> **Exercise objective**
Your task is to filter the data below down to the lines holding "description".

> **Listing**
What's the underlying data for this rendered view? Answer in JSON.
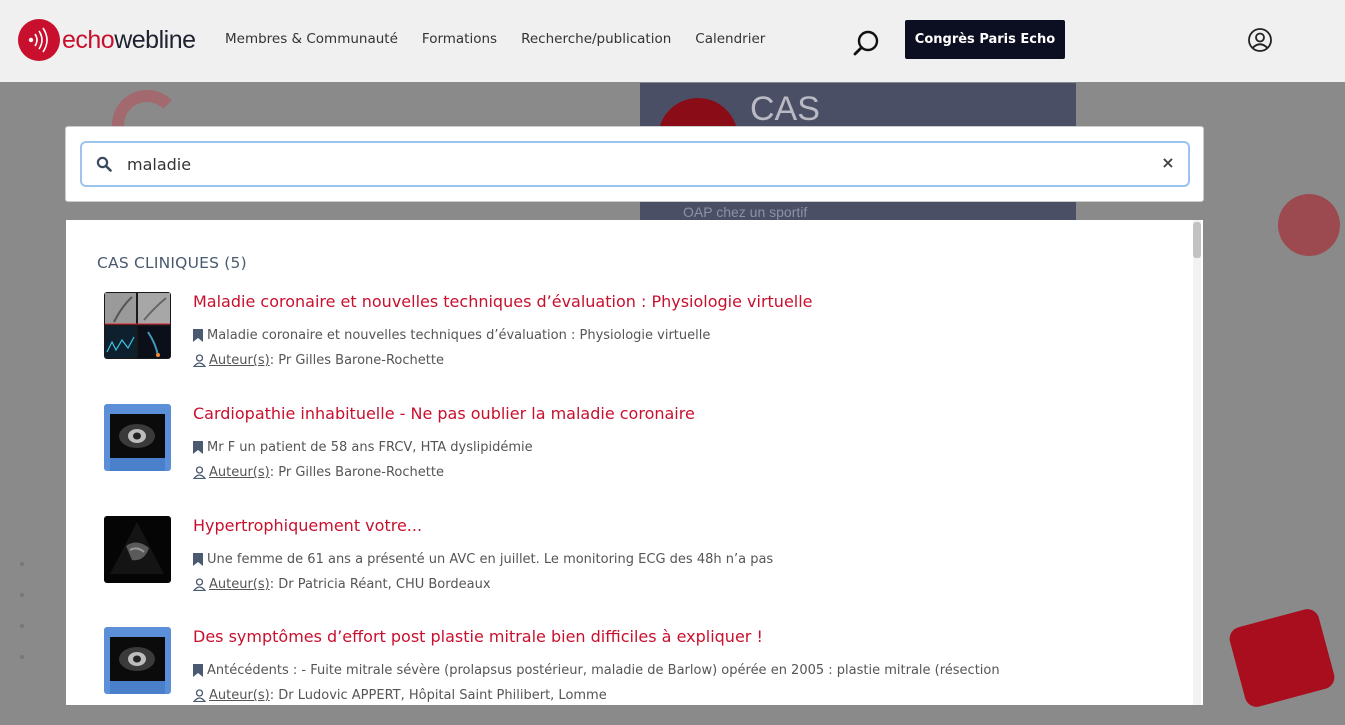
{
  "header": {
    "logo": {
      "echo": "echo",
      "webline": "webline"
    },
    "nav": [
      {
        "label": "Membres & Communauté"
      },
      {
        "label": "Formations"
      },
      {
        "label": "Recherche/publication"
      },
      {
        "label": "Calendrier"
      }
    ],
    "cta_label": "Congrès Paris Echo",
    "icons": {
      "search": "search-icon",
      "user": "user-icon"
    }
  },
  "background": {
    "card_title": "CAS",
    "card_subtitle": "OAP chez un sportif"
  },
  "search": {
    "value": "maladie",
    "clear_label": "×"
  },
  "results": {
    "section_title": "CAS CLINIQUES (5)",
    "items": [
      {
        "title": "Maladie coronaire et nouvelles techniques d’évaluation : Physiologie virtuelle",
        "description": "Maladie coronaire et nouvelles techniques d’évaluation : Physiologie virtuelle",
        "author_label": "Auteur(s)",
        "author": " : Pr Gilles Barone-Rochette"
      },
      {
        "title": "Cardiopathie inhabituelle - Ne pas oublier la maladie coronaire",
        "description": "Mr F un patient de 58 ans FRCV, HTA dyslipidémie",
        "author_label": "Auteur(s)",
        "author": " : Pr Gilles Barone-Rochette"
      },
      {
        "title": "Hypertrophiquement votre...",
        "description": "Une femme de 61 ans a présenté un AVC en juillet. Le monitoring ECG des 48h n’a pas",
        "author_label": "Auteur(s)",
        "author": " : Dr Patricia Réant, CHU Bordeaux"
      },
      {
        "title": "Des symptômes d’effort post plastie mitrale bien difficiles à expliquer !",
        "description": "Antécédents : - Fuite mitrale sévère (prolapsus postérieur, maladie de Barlow) opérée en 2005 : plastie mitrale (résection",
        "author_label": "Auteur(s)",
        "author": " : Dr Ludovic APPERT, Hôpital Saint Philibert, Lomme"
      }
    ]
  },
  "colors": {
    "brand_red": "#c8102e",
    "cta_bg": "#0c0e22",
    "focus_border": "#9ec3ef"
  }
}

> **Problem solution**
        "description": "Maladie coronaire et nouvelles techniques d’évaluation : Physiologie virtuelle",
        "description": "Mr F un patient de 58 ans FRCV, HTA dyslipidémie",
        "description": "Une femme de 61 ans a présenté un AVC en juillet. Le monitoring ECG des 48h n’a pas",
        "description": "Antécédents : - Fuite mitrale sévère (prolapsus postérieur, maladie de Barlow) opérée en 2005 : plastie mitrale (résection",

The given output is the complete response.